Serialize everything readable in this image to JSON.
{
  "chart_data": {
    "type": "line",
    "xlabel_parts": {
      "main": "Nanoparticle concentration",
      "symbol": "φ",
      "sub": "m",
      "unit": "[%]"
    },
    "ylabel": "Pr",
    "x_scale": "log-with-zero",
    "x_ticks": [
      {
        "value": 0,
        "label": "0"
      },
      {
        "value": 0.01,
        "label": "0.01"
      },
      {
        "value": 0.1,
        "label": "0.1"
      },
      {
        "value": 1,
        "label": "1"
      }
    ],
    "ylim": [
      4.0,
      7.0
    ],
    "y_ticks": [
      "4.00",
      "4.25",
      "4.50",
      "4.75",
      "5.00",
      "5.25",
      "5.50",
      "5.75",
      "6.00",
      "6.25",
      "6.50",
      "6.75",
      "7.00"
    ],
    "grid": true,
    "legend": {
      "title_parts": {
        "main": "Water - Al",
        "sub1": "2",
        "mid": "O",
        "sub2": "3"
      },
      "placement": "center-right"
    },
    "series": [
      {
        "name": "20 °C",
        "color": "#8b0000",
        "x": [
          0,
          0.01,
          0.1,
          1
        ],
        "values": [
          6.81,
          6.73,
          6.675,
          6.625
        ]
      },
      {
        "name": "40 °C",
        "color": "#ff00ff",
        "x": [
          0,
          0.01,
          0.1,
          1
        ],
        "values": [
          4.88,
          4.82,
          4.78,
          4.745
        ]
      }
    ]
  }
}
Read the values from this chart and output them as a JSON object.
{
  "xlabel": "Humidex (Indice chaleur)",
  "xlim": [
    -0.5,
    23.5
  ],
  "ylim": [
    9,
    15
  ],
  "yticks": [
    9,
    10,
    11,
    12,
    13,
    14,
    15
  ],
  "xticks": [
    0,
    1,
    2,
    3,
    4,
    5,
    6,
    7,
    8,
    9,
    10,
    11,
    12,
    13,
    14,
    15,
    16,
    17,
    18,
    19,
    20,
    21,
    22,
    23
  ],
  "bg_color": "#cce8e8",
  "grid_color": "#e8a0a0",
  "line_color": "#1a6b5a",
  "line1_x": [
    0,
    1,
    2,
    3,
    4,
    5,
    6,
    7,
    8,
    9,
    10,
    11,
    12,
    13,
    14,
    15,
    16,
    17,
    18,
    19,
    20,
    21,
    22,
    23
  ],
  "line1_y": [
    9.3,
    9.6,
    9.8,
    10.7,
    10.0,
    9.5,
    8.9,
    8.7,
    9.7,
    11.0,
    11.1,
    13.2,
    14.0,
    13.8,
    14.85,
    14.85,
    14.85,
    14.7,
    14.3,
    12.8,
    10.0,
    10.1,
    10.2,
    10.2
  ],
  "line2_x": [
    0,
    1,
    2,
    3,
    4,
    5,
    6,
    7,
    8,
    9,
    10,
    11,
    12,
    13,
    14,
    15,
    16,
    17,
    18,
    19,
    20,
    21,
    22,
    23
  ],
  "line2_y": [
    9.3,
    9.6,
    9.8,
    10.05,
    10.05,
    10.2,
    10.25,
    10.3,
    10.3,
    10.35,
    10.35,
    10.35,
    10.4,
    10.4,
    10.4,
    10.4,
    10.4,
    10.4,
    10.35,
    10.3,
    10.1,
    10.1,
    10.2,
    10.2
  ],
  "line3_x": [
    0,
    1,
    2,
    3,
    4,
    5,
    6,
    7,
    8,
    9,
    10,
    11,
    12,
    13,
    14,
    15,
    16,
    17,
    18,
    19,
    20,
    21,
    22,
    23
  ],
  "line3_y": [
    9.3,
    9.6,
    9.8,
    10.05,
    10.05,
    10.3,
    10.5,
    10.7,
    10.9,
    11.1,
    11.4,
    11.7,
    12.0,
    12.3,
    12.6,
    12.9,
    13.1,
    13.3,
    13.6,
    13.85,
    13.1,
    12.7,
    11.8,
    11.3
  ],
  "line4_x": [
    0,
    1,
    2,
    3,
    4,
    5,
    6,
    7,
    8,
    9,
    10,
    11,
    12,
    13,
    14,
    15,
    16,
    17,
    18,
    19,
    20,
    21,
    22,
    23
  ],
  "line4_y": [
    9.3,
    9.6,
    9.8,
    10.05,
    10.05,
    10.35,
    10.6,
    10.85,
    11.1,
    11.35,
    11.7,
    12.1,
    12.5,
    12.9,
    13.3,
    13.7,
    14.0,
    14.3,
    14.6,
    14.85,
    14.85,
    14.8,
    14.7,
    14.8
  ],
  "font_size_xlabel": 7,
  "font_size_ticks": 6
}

- _GIVEN INSTRUCTION_: Look for the word "main" in every line of the listing and copy the lines that have it.

- _WRITTEN RESPONSE_:
      "main": "Nanoparticle concentration",
        "main": "Water - Al",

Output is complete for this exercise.